Data listing

** START **

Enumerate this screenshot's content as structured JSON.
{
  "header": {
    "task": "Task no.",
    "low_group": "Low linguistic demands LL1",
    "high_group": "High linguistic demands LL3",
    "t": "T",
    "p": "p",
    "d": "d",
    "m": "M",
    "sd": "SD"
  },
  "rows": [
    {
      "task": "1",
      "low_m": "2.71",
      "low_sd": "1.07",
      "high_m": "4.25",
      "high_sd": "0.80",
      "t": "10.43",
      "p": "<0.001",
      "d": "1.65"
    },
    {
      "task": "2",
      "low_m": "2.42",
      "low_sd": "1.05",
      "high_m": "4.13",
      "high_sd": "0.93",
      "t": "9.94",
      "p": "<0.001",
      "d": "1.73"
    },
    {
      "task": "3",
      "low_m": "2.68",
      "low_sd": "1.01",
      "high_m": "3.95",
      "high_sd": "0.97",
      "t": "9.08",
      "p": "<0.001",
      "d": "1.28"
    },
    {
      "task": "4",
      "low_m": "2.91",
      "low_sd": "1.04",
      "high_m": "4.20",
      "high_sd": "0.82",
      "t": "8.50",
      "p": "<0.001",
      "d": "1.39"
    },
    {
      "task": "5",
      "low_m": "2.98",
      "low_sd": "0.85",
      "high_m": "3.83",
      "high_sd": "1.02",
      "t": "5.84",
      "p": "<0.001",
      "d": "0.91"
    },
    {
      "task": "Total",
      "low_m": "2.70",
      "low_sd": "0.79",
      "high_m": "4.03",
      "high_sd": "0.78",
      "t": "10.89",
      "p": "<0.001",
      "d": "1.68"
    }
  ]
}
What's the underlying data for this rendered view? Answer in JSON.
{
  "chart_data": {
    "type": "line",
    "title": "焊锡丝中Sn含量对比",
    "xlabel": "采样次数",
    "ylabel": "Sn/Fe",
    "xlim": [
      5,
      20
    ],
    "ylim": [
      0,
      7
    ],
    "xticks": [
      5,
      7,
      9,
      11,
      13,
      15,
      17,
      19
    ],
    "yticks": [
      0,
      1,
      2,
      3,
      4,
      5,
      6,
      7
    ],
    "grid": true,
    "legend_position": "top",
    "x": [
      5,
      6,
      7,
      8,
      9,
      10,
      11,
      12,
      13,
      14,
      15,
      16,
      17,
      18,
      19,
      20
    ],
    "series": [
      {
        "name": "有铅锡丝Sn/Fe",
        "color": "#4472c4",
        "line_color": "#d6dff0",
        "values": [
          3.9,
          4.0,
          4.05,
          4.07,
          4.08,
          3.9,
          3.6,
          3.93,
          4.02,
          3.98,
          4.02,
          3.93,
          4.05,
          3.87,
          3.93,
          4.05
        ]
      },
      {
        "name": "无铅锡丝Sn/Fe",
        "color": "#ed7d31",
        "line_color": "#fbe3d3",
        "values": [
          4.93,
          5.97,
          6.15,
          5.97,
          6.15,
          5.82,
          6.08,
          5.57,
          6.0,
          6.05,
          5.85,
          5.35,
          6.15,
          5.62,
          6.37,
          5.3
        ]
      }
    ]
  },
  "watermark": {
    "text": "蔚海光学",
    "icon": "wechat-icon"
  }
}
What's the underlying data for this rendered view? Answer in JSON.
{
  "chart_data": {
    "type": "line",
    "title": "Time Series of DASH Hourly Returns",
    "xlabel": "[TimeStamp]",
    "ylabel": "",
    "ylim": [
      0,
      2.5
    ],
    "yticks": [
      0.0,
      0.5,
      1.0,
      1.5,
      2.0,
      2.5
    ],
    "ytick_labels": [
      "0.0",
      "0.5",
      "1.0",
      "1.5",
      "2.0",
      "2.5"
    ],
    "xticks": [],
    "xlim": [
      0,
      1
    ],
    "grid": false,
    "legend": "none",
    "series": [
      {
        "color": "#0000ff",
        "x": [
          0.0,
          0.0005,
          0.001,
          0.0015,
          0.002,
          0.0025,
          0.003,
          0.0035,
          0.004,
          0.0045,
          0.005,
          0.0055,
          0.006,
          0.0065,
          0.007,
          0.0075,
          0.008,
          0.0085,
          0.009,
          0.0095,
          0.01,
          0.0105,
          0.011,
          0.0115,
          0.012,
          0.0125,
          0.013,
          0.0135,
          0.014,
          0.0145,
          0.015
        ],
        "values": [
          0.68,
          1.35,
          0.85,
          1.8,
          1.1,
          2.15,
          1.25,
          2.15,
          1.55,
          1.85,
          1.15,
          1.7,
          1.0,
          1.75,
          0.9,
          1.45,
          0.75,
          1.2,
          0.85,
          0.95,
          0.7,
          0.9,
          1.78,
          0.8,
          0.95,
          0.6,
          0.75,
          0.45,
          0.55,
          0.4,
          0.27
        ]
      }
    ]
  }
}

** END **

PROBLEM TO WORK ON: Which lines hold the word "title"? Copy every one of them.

ANSWER FOR THIS EXERCISE:
    "title": "焊锡丝中Sn含量对比",
    "title": "Time Series of DASH Hourly Returns",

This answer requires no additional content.